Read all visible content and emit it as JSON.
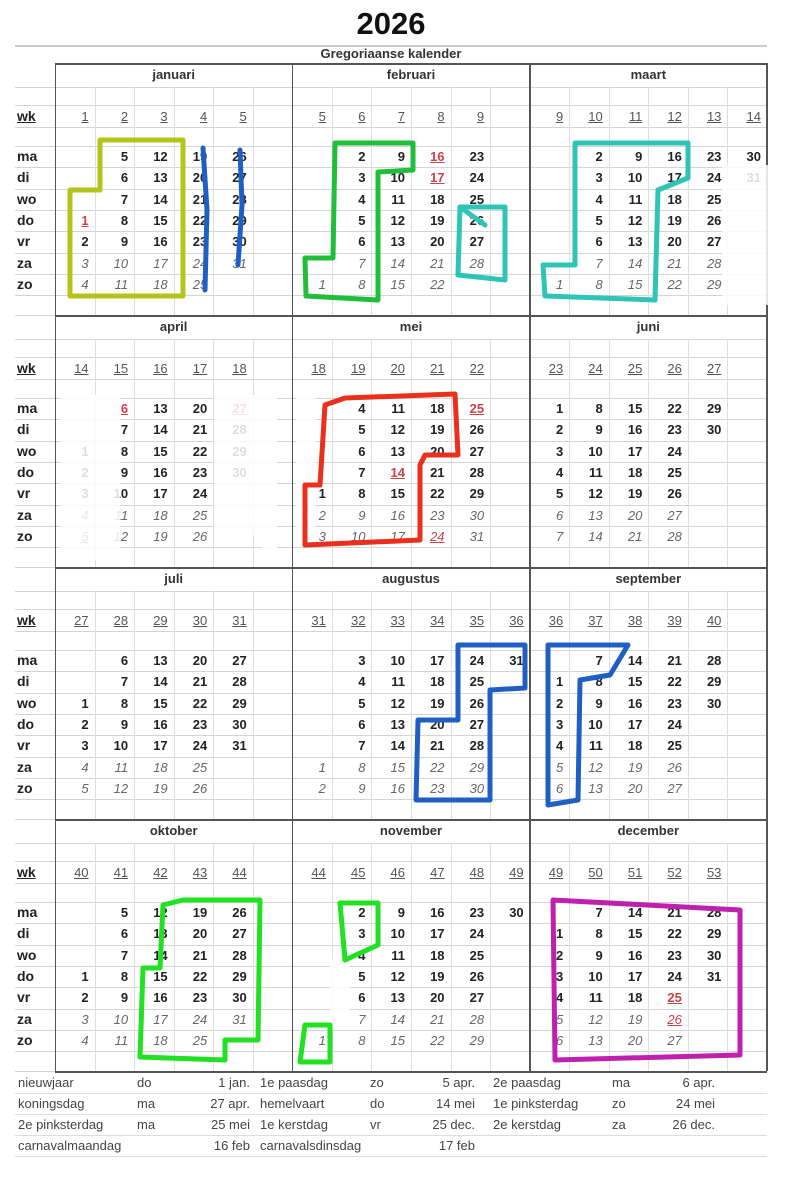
{
  "title": "2026",
  "subtitle": "Gregoriaanse kalender",
  "week_label": "wk",
  "weekdays": [
    "ma",
    "di",
    "wo",
    "do",
    "vr",
    "za",
    "zo"
  ],
  "months": [
    {
      "name": "januari",
      "weeks": [
        "1",
        "2",
        "3",
        "4",
        "5"
      ],
      "holidays": [
        "1"
      ],
      "days": [
        [
          "",
          "5",
          "12",
          "19",
          "26"
        ],
        [
          "",
          "6",
          "13",
          "20",
          "27"
        ],
        [
          "",
          "7",
          "14",
          "21",
          "28"
        ],
        [
          "1",
          "8",
          "15",
          "22",
          "29"
        ],
        [
          "2",
          "9",
          "16",
          "23",
          "30"
        ],
        [
          "3",
          "10",
          "17",
          "24",
          "31"
        ],
        [
          "4",
          "11",
          "18",
          "25",
          ""
        ]
      ]
    },
    {
      "name": "februari",
      "weeks": [
        "5",
        "6",
        "7",
        "8",
        "9"
      ],
      "holidays": [
        "16",
        "17"
      ],
      "days": [
        [
          "",
          "2",
          "9",
          "16",
          "23"
        ],
        [
          "",
          "3",
          "10",
          "17",
          "24"
        ],
        [
          "",
          "4",
          "11",
          "18",
          "25"
        ],
        [
          "",
          "5",
          "12",
          "19",
          "26"
        ],
        [
          "",
          "6",
          "13",
          "20",
          "27"
        ],
        [
          "",
          "7",
          "14",
          "21",
          "28"
        ],
        [
          "1",
          "8",
          "15",
          "22",
          ""
        ]
      ]
    },
    {
      "name": "maart",
      "weeks": [
        "9",
        "10",
        "11",
        "12",
        "13",
        "14"
      ],
      "holidays": [],
      "days": [
        [
          "",
          "2",
          "9",
          "16",
          "23",
          "30"
        ],
        [
          "",
          "3",
          "10",
          "17",
          "24",
          "31"
        ],
        [
          "",
          "4",
          "11",
          "18",
          "25",
          ""
        ],
        [
          "",
          "5",
          "12",
          "19",
          "26",
          ""
        ],
        [
          "",
          "6",
          "13",
          "20",
          "27",
          ""
        ],
        [
          "",
          "7",
          "14",
          "21",
          "28",
          ""
        ],
        [
          "1",
          "8",
          "15",
          "22",
          "29",
          ""
        ]
      ]
    },
    {
      "name": "april",
      "weeks": [
        "14",
        "15",
        "16",
        "17",
        "18"
      ],
      "holidays": [
        "5",
        "6",
        "27"
      ],
      "days": [
        [
          "",
          "6",
          "13",
          "20",
          "27"
        ],
        [
          "",
          "7",
          "14",
          "21",
          "28"
        ],
        [
          "1",
          "8",
          "15",
          "22",
          "29"
        ],
        [
          "2",
          "9",
          "16",
          "23",
          "30"
        ],
        [
          "3",
          "10",
          "17",
          "24",
          ""
        ],
        [
          "4",
          "11",
          "18",
          "25",
          ""
        ],
        [
          "5",
          "12",
          "19",
          "26",
          ""
        ]
      ]
    },
    {
      "name": "mei",
      "weeks": [
        "18",
        "19",
        "20",
        "21",
        "22"
      ],
      "holidays": [
        "14",
        "24",
        "25"
      ],
      "days": [
        [
          "",
          "4",
          "11",
          "18",
          "25"
        ],
        [
          "",
          "5",
          "12",
          "19",
          "26"
        ],
        [
          "",
          "6",
          "13",
          "20",
          "27"
        ],
        [
          "",
          "7",
          "14",
          "21",
          "28"
        ],
        [
          "1",
          "8",
          "15",
          "22",
          "29"
        ],
        [
          "2",
          "9",
          "16",
          "23",
          "30"
        ],
        [
          "3",
          "10",
          "17",
          "24",
          "31"
        ]
      ]
    },
    {
      "name": "juni",
      "weeks": [
        "23",
        "24",
        "25",
        "26",
        "27"
      ],
      "holidays": [],
      "days": [
        [
          "1",
          "8",
          "15",
          "22",
          "29"
        ],
        [
          "2",
          "9",
          "16",
          "23",
          "30"
        ],
        [
          "3",
          "10",
          "17",
          "24",
          ""
        ],
        [
          "4",
          "11",
          "18",
          "25",
          ""
        ],
        [
          "5",
          "12",
          "19",
          "26",
          ""
        ],
        [
          "6",
          "13",
          "20",
          "27",
          ""
        ],
        [
          "7",
          "14",
          "21",
          "28",
          ""
        ]
      ]
    },
    {
      "name": "juli",
      "weeks": [
        "27",
        "28",
        "29",
        "30",
        "31"
      ],
      "holidays": [],
      "days": [
        [
          "",
          "6",
          "13",
          "20",
          "27"
        ],
        [
          "",
          "7",
          "14",
          "21",
          "28"
        ],
        [
          "1",
          "8",
          "15",
          "22",
          "29"
        ],
        [
          "2",
          "9",
          "16",
          "23",
          "30"
        ],
        [
          "3",
          "10",
          "17",
          "24",
          "31"
        ],
        [
          "4",
          "11",
          "18",
          "25",
          ""
        ],
        [
          "5",
          "12",
          "19",
          "26",
          ""
        ]
      ]
    },
    {
      "name": "augustus",
      "weeks": [
        "31",
        "32",
        "33",
        "34",
        "35",
        "36"
      ],
      "holidays": [],
      "days": [
        [
          "",
          "3",
          "10",
          "17",
          "24",
          "31"
        ],
        [
          "",
          "4",
          "11",
          "18",
          "25",
          ""
        ],
        [
          "",
          "5",
          "12",
          "19",
          "26",
          ""
        ],
        [
          "",
          "6",
          "13",
          "20",
          "27",
          ""
        ],
        [
          "",
          "7",
          "14",
          "21",
          "28",
          ""
        ],
        [
          "1",
          "8",
          "15",
          "22",
          "29",
          ""
        ],
        [
          "2",
          "9",
          "16",
          "23",
          "30",
          ""
        ]
      ]
    },
    {
      "name": "september",
      "weeks": [
        "36",
        "37",
        "38",
        "39",
        "40"
      ],
      "holidays": [],
      "days": [
        [
          "",
          "7",
          "14",
          "21",
          "28"
        ],
        [
          "1",
          "8",
          "15",
          "22",
          "29"
        ],
        [
          "2",
          "9",
          "16",
          "23",
          "30"
        ],
        [
          "3",
          "10",
          "17",
          "24",
          ""
        ],
        [
          "4",
          "11",
          "18",
          "25",
          ""
        ],
        [
          "5",
          "12",
          "19",
          "26",
          ""
        ],
        [
          "6",
          "13",
          "20",
          "27",
          ""
        ]
      ]
    },
    {
      "name": "oktober",
      "weeks": [
        "40",
        "41",
        "42",
        "43",
        "44"
      ],
      "holidays": [],
      "days": [
        [
          "",
          "5",
          "12",
          "19",
          "26"
        ],
        [
          "",
          "6",
          "13",
          "20",
          "27"
        ],
        [
          "",
          "7",
          "14",
          "21",
          "28"
        ],
        [
          "1",
          "8",
          "15",
          "22",
          "29"
        ],
        [
          "2",
          "9",
          "16",
          "23",
          "30"
        ],
        [
          "3",
          "10",
          "17",
          "24",
          "31"
        ],
        [
          "4",
          "11",
          "18",
          "25",
          ""
        ]
      ]
    },
    {
      "name": "november",
      "weeks": [
        "44",
        "45",
        "46",
        "47",
        "48",
        "49"
      ],
      "holidays": [],
      "days": [
        [
          "",
          "2",
          "9",
          "16",
          "23",
          "30"
        ],
        [
          "",
          "3",
          "10",
          "17",
          "24",
          ""
        ],
        [
          "",
          "4",
          "11",
          "18",
          "25",
          ""
        ],
        [
          "",
          "5",
          "12",
          "19",
          "26",
          ""
        ],
        [
          "",
          "6",
          "13",
          "20",
          "27",
          ""
        ],
        [
          "",
          "7",
          "14",
          "21",
          "28",
          ""
        ],
        [
          "1",
          "8",
          "15",
          "22",
          "29",
          ""
        ]
      ]
    },
    {
      "name": "december",
      "weeks": [
        "49",
        "50",
        "51",
        "52",
        "53"
      ],
      "holidays": [
        "25",
        "26"
      ],
      "days": [
        [
          "",
          "7",
          "14",
          "21",
          "28"
        ],
        [
          "1",
          "8",
          "15",
          "22",
          "29"
        ],
        [
          "2",
          "9",
          "16",
          "23",
          "30"
        ],
        [
          "3",
          "10",
          "17",
          "24",
          "31"
        ],
        [
          "4",
          "11",
          "18",
          "25",
          ""
        ],
        [
          "5",
          "12",
          "19",
          "26",
          ""
        ],
        [
          "6",
          "13",
          "20",
          "27",
          ""
        ]
      ]
    }
  ],
  "holidays": [
    [
      {
        "name": "nieuwjaar",
        "day": "do",
        "date": "1 jan."
      },
      {
        "name": "1e paasdag",
        "day": "zo",
        "date": "5 apr."
      },
      {
        "name": "2e paasdag",
        "day": "ma",
        "date": "6 apr."
      }
    ],
    [
      {
        "name": "koningsdag",
        "day": "ma",
        "date": "27 apr."
      },
      {
        "name": "hemelvaart",
        "day": "do",
        "date": "14 mei"
      },
      {
        "name": "1e pinksterdag",
        "day": "zo",
        "date": "24 mei"
      }
    ],
    [
      {
        "name": "2e pinksterdag",
        "day": "ma",
        "date": "25 mei"
      },
      {
        "name": "1e kerstdag",
        "day": "vr",
        "date": "25 dec."
      },
      {
        "name": "2e kerstdag",
        "day": "za",
        "date": "26 dec."
      }
    ],
    [
      {
        "name": "carnavalmaandag",
        "day": "",
        "date": "16 feb"
      },
      {
        "name": "carnavalsdinsdag",
        "day": "",
        "date": "17 feb"
      }
    ]
  ],
  "colors": {
    "holiday_text": "#c8424a",
    "marker_yellow_green": "#b5c41a",
    "marker_blue": "#1f5fc4",
    "marker_green": "#1fbf3a",
    "marker_teal": "#2ec4b6",
    "marker_red": "#e8301c",
    "marker_bright_green": "#22e022",
    "marker_magenta": "#c020b0"
  }
}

[Written problem] Work through the data and report how many of its lines hold the word "date", giving only the figure.

[Expected output] 11